## WORK REQUIRED
All of the data below must be repeated exactly.

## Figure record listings
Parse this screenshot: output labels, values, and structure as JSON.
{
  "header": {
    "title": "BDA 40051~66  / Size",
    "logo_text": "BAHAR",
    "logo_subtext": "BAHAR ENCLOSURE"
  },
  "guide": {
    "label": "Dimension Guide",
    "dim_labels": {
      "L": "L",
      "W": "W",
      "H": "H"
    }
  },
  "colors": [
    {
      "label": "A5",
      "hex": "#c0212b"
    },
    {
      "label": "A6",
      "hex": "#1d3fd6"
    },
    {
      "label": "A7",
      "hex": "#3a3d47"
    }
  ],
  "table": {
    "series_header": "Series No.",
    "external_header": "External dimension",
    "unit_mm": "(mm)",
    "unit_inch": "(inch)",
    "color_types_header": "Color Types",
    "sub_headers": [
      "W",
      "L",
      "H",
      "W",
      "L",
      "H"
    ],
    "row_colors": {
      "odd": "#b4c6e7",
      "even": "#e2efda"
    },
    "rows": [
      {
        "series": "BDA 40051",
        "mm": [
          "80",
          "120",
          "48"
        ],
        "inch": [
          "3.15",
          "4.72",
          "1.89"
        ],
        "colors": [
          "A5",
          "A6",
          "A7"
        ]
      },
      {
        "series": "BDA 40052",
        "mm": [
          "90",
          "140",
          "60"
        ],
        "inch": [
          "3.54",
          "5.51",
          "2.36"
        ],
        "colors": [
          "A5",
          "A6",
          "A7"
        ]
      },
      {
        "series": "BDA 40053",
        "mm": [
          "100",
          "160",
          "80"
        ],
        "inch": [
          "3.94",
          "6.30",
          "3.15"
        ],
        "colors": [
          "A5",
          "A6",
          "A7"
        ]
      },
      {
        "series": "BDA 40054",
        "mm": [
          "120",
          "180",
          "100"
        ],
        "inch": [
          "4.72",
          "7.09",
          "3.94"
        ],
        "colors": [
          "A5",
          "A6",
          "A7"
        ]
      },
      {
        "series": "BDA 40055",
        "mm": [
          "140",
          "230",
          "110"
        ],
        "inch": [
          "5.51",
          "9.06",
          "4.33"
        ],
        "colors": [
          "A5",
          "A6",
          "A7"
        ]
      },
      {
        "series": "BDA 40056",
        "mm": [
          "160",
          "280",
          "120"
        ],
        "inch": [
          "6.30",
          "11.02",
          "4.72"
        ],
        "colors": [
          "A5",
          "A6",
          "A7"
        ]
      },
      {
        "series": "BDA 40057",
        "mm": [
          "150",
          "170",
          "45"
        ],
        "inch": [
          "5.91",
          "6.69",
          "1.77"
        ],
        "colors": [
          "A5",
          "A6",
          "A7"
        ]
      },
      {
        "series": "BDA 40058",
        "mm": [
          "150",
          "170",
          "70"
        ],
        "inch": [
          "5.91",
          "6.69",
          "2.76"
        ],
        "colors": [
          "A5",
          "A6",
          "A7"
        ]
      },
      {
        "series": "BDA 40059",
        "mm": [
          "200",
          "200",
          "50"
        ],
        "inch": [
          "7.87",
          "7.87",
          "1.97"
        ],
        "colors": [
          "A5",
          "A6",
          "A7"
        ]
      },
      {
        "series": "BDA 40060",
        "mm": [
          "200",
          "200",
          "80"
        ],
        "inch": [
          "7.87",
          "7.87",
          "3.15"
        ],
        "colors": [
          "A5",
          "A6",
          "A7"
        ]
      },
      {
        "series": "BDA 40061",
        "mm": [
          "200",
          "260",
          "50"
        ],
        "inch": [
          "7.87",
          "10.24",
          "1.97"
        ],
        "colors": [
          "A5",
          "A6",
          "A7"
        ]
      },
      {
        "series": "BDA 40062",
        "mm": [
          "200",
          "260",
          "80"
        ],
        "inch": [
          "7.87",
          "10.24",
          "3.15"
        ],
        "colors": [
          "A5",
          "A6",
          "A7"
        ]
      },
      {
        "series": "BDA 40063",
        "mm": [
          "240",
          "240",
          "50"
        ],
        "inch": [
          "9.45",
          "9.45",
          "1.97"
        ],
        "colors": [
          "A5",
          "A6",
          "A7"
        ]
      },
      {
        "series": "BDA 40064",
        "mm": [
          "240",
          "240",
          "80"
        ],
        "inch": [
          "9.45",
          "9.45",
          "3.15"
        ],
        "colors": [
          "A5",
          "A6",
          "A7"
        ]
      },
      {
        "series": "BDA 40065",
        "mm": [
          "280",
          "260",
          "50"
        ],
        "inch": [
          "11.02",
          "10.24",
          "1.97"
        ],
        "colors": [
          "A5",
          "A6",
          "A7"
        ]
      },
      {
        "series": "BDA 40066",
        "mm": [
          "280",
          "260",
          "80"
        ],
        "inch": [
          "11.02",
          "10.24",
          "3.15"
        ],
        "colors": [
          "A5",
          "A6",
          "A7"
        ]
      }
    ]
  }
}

## CORRECT ANSWER
Parse this screenshot: output labels, values, and structure as JSON.
{
  "header": {
    "title": "BDA 40051~66  / Size",
    "logo_text": "BAHAR",
    "logo_subtext": "BAHAR ENCLOSURE"
  },
  "guide": {
    "label": "Dimension Guide",
    "dim_labels": {
      "L": "L",
      "W": "W",
      "H": "H"
    }
  },
  "colors": [
    {
      "label": "A5",
      "hex": "#c0212b"
    },
    {
      "label": "A6",
      "hex": "#1d3fd6"
    },
    {
      "label": "A7",
      "hex": "#3a3d47"
    }
  ],
  "table": {
    "series_header": "Series No.",
    "external_header": "External dimension",
    "unit_mm": "(mm)",
    "unit_inch": "(inch)",
    "color_types_header": "Color Types",
    "sub_headers": [
      "W",
      "L",
      "H",
      "W",
      "L",
      "H"
    ],
    "row_colors": {
      "odd": "#b4c6e7",
      "even": "#e2efda"
    },
    "rows": [
      {
        "series": "BDA 40051",
        "mm": [
          "80",
          "120",
          "48"
        ],
        "inch": [
          "3.15",
          "4.72",
          "1.89"
        ],
        "colors": [
          "A5",
          "A6",
          "A7"
        ]
      },
      {
        "series": "BDA 40052",
        "mm": [
          "90",
          "140",
          "60"
        ],
        "inch": [
          "3.54",
          "5.51",
          "2.36"
        ],
        "colors": [
          "A5",
          "A6",
          "A7"
        ]
      },
      {
        "series": "BDA 40053",
        "mm": [
          "100",
          "160",
          "80"
        ],
        "inch": [
          "3.94",
          "6.30",
          "3.15"
        ],
        "colors": [
          "A5",
          "A6",
          "A7"
        ]
      },
      {
        "series": "BDA 40054",
        "mm": [
          "120",
          "180",
          "100"
        ],
        "inch": [
          "4.72",
          "7.09",
          "3.94"
        ],
        "colors": [
          "A5",
          "A6",
          "A7"
        ]
      },
      {
        "series": "BDA 40055",
        "mm": [
          "140",
          "230",
          "110"
        ],
        "inch": [
          "5.51",
          "9.06",
          "4.33"
        ],
        "colors": [
          "A5",
          "A6",
          "A7"
        ]
      },
      {
        "series": "BDA 40056",
        "mm": [
          "160",
          "280",
          "120"
        ],
        "inch": [
          "6.30",
          "11.02",
          "4.72"
        ],
        "colors": [
          "A5",
          "A6",
          "A7"
        ]
      },
      {
        "series": "BDA 40057",
        "mm": [
          "150",
          "170",
          "45"
        ],
        "inch": [
          "5.91",
          "6.69",
          "1.77"
        ],
        "colors": [
          "A5",
          "A6",
          "A7"
        ]
      },
      {
        "series": "BDA 40058",
        "mm": [
          "150",
          "170",
          "70"
        ],
        "inch": [
          "5.91",
          "6.69",
          "2.76"
        ],
        "colors": [
          "A5",
          "A6",
          "A7"
        ]
      },
      {
        "series": "BDA 40059",
        "mm": [
          "200",
          "200",
          "50"
        ],
        "inch": [
          "7.87",
          "7.87",
          "1.97"
        ],
        "colors": [
          "A5",
          "A6",
          "A7"
        ]
      },
      {
        "series": "BDA 40060",
        "mm": [
          "200",
          "200",
          "80"
        ],
        "inch": [
          "7.87",
          "7.87",
          "3.15"
        ],
        "colors": [
          "A5",
          "A6",
          "A7"
        ]
      },
      {
        "series": "BDA 40061",
        "mm": [
          "200",
          "260",
          "50"
        ],
        "inch": [
          "7.87",
          "10.24",
          "1.97"
        ],
        "colors": [
          "A5",
          "A6",
          "A7"
        ]
      },
      {
        "series": "BDA 40062",
        "mm": [
          "200",
          "260",
          "80"
        ],
        "inch": [
          "7.87",
          "10.24",
          "3.15"
        ],
        "colors": [
          "A5",
          "A6",
          "A7"
        ]
      },
      {
        "series": "BDA 40063",
        "mm": [
          "240",
          "240",
          "50"
        ],
        "inch": [
          "9.45",
          "9.45",
          "1.97"
        ],
        "colors": [
          "A5",
          "A6",
          "A7"
        ]
      },
      {
        "series": "BDA 40064",
        "mm": [
          "240",
          "240",
          "80"
        ],
        "inch": [
          "9.45",
          "9.45",
          "3.15"
        ],
        "colors": [
          "A5",
          "A6",
          "A7"
        ]
      },
      {
        "series": "BDA 40065",
        "mm": [
          "280",
          "260",
          "50"
        ],
        "inch": [
          "11.02",
          "10.24",
          "1.97"
        ],
        "colors": [
          "A5",
          "A6",
          "A7"
        ]
      },
      {
        "series": "BDA 40066",
        "mm": [
          "280",
          "260",
          "80"
        ],
        "inch": [
          "11.02",
          "10.24",
          "3.15"
        ],
        "colors": [
          "A5",
          "A6",
          "A7"
        ]
      }
    ]
  }
}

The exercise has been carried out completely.